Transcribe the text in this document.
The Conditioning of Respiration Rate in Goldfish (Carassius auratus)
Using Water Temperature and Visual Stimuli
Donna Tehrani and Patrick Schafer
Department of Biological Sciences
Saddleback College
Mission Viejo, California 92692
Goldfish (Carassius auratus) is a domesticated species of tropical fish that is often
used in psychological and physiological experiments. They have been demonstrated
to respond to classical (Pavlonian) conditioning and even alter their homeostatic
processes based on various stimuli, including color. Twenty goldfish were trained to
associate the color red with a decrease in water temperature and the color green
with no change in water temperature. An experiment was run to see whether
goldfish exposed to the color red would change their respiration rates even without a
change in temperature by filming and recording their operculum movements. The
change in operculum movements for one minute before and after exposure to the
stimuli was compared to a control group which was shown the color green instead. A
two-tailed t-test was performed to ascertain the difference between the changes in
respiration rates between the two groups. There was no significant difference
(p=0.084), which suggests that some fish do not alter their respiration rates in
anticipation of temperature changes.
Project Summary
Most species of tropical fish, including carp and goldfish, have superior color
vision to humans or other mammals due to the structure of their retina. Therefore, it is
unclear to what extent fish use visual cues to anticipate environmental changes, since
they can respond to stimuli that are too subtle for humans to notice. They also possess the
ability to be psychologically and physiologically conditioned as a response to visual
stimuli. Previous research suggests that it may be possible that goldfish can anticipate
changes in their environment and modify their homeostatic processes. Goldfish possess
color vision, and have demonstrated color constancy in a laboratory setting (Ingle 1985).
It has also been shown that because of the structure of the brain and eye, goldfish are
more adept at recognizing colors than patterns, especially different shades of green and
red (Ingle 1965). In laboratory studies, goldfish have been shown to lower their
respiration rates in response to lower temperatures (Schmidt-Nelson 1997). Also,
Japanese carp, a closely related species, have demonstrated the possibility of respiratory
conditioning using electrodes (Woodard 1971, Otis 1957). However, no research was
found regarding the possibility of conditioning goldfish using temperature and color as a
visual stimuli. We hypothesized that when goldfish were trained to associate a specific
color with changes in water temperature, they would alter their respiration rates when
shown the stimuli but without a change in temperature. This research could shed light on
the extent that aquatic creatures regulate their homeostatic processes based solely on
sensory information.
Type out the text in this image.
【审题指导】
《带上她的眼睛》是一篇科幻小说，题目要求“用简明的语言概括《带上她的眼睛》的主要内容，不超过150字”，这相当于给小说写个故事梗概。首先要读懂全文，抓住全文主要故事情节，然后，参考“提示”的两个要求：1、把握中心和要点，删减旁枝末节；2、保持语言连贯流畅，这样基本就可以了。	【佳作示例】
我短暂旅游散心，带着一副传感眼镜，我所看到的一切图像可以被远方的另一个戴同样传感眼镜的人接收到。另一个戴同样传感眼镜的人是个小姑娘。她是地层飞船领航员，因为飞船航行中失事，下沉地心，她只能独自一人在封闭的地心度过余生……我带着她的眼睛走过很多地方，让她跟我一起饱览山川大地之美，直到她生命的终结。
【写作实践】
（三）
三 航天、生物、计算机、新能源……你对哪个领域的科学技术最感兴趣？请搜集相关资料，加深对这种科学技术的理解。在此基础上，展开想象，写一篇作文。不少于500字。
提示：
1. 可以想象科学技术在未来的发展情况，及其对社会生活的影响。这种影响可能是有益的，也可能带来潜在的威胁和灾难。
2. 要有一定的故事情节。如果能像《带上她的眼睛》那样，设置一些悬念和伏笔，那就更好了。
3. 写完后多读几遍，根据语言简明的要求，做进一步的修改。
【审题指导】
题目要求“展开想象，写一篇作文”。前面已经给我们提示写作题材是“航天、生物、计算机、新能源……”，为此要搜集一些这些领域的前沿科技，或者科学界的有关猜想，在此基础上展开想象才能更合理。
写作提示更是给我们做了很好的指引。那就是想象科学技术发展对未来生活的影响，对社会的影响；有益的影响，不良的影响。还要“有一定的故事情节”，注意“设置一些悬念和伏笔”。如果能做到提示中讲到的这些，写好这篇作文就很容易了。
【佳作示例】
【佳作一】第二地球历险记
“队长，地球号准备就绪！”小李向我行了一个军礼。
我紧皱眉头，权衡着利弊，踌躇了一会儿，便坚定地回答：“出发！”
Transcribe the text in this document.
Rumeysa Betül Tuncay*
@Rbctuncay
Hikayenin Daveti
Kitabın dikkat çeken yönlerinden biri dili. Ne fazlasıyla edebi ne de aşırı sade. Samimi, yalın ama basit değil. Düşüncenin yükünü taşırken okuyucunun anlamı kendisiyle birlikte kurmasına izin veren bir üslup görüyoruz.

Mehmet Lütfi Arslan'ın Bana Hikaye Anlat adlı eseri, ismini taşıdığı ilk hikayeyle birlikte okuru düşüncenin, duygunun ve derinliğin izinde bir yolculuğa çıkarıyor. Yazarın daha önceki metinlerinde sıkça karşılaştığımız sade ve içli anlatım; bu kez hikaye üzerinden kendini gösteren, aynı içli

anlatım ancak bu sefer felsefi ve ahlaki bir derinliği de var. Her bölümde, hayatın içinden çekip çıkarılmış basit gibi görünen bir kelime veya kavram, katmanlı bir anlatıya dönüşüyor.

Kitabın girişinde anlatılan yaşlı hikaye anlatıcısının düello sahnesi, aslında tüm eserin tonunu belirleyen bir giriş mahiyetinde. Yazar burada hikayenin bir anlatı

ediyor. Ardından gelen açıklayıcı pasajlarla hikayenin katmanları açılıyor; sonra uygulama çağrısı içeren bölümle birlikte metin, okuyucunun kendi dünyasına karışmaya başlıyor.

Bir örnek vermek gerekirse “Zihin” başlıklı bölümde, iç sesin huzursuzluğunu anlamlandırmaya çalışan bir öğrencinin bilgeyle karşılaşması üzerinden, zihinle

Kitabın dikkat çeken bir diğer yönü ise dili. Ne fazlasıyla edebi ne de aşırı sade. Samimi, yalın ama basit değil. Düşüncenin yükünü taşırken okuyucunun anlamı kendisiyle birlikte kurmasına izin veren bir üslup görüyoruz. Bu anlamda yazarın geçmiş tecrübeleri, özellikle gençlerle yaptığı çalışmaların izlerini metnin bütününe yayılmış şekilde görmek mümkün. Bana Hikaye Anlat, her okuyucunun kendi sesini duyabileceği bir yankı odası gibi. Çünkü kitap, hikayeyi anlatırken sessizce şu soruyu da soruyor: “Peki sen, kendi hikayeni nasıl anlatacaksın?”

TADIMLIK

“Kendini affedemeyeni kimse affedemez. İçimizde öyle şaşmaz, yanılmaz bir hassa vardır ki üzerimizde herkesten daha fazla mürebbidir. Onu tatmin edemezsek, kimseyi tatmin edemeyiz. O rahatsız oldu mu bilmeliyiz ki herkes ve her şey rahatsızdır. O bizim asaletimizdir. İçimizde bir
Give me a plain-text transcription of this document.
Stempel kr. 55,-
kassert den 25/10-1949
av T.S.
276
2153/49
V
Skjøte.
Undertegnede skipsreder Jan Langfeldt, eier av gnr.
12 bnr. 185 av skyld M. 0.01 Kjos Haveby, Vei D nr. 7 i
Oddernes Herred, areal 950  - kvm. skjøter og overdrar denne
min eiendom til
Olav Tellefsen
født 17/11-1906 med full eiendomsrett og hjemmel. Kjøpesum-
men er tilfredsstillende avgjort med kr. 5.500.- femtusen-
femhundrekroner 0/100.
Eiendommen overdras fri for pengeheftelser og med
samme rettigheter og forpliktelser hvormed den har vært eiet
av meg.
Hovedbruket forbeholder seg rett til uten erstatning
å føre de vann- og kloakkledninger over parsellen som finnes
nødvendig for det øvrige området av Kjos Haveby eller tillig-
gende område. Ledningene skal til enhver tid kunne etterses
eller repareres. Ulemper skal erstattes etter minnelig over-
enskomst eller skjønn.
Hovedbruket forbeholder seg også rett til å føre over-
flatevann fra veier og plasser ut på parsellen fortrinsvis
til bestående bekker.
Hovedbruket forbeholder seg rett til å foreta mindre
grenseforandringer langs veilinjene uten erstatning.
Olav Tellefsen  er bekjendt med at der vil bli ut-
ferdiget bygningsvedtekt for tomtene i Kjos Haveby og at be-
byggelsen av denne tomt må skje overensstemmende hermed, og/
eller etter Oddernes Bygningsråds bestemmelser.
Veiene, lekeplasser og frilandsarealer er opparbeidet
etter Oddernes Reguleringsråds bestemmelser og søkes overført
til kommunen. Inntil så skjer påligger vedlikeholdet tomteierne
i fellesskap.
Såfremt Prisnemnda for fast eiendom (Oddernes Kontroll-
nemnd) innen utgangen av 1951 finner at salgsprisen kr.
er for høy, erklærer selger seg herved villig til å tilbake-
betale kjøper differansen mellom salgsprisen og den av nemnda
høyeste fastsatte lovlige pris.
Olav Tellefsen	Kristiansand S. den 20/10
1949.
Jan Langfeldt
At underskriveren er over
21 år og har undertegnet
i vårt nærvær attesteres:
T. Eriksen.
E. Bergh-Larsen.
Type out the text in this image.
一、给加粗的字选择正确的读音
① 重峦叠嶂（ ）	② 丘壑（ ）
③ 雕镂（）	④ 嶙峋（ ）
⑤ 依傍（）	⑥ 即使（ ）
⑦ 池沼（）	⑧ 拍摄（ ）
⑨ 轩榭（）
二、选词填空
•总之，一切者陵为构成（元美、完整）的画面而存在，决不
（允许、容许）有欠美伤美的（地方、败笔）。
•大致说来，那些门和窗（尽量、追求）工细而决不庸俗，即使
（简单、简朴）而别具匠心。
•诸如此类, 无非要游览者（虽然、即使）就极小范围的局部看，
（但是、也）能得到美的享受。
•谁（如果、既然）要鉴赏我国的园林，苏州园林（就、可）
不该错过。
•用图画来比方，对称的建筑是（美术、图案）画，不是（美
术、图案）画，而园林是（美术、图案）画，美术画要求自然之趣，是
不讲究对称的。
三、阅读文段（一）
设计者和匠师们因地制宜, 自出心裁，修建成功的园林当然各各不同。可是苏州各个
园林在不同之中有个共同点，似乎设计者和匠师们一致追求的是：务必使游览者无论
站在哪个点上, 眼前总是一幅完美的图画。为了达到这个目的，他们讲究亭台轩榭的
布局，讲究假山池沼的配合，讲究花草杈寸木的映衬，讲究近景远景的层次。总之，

Short problem>
In the lines above, locate the string "operculum". Copy every line where it occurs.

Reply>
change in temperature by filming and recording their operculum movements. The
change in operculum movements for one minute before and after exposure to the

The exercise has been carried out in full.